» **EXERCISE DETAILS**
Where a line contains the word "true", copy that line in full.

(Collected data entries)

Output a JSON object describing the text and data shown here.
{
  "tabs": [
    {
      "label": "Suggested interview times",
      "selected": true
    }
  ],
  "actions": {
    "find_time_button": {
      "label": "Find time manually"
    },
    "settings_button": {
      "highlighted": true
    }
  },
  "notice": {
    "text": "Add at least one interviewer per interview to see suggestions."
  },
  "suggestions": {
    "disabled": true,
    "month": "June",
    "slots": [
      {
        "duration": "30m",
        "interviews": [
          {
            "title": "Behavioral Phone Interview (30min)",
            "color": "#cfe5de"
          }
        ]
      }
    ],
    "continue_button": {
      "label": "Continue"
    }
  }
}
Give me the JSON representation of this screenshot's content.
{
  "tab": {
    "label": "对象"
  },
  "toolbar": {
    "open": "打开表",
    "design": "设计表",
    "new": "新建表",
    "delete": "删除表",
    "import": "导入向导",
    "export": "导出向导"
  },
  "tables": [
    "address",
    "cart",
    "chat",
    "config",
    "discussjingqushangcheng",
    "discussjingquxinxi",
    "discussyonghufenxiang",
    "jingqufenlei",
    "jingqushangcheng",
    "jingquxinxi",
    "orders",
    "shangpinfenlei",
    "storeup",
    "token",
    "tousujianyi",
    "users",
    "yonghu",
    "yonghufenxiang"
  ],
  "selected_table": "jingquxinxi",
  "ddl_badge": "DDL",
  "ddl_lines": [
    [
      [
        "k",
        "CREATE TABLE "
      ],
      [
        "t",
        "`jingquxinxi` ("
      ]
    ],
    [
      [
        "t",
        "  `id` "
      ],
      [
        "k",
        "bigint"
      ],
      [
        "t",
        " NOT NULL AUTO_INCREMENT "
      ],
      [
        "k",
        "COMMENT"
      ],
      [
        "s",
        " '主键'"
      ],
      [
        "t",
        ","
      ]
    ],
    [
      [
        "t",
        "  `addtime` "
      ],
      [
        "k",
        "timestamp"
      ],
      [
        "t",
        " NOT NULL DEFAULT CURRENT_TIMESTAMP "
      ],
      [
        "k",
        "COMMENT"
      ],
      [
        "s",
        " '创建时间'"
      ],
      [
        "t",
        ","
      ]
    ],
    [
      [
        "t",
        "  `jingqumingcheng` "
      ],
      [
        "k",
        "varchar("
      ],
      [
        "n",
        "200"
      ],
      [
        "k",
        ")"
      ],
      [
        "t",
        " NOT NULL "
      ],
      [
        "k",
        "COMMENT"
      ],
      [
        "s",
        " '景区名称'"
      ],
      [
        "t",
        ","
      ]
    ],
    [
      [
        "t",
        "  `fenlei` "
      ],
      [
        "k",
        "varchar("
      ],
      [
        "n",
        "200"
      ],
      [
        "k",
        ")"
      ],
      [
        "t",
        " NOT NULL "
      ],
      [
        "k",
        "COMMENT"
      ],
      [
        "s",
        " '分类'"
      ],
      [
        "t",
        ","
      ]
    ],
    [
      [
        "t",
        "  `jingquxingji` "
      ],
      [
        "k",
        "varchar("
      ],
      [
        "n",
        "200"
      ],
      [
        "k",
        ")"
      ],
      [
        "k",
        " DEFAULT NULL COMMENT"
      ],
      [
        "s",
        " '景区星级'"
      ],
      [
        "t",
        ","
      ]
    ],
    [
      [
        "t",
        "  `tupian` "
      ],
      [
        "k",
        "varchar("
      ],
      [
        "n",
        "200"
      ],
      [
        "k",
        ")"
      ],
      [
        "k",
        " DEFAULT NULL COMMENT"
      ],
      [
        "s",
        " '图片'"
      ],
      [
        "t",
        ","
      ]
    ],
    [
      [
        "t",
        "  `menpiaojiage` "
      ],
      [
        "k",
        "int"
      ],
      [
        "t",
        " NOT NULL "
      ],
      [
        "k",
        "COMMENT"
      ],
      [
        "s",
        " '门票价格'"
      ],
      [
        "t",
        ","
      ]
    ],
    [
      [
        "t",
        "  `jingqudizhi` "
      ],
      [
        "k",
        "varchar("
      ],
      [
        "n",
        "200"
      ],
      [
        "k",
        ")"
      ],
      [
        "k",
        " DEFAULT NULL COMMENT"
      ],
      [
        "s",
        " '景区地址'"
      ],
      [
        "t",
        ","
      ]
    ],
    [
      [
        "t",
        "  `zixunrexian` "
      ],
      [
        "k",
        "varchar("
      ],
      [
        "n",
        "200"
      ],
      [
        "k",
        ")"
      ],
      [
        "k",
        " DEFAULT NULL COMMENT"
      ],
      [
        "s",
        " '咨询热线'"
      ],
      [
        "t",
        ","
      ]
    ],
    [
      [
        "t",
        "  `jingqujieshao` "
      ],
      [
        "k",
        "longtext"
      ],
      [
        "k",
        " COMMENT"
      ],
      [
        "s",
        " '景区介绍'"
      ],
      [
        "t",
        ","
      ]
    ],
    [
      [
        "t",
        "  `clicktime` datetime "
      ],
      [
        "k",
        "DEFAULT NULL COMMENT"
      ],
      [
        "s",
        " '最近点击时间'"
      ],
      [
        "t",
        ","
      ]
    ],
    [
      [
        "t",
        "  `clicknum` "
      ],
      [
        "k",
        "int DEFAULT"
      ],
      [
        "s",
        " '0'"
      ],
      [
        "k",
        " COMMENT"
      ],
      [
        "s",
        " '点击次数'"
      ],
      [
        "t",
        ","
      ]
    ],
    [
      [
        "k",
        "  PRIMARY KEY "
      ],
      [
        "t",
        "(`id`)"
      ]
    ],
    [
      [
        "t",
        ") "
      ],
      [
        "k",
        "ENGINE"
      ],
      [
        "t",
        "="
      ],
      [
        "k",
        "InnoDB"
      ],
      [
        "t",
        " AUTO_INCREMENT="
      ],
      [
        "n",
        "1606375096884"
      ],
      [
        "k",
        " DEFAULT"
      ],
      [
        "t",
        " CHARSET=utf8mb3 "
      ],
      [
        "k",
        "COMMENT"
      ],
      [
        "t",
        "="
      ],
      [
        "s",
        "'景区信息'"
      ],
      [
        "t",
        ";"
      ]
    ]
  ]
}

» **TASK ANSWER**
      "selected": true
      "highlighted": true
    "disabled": true,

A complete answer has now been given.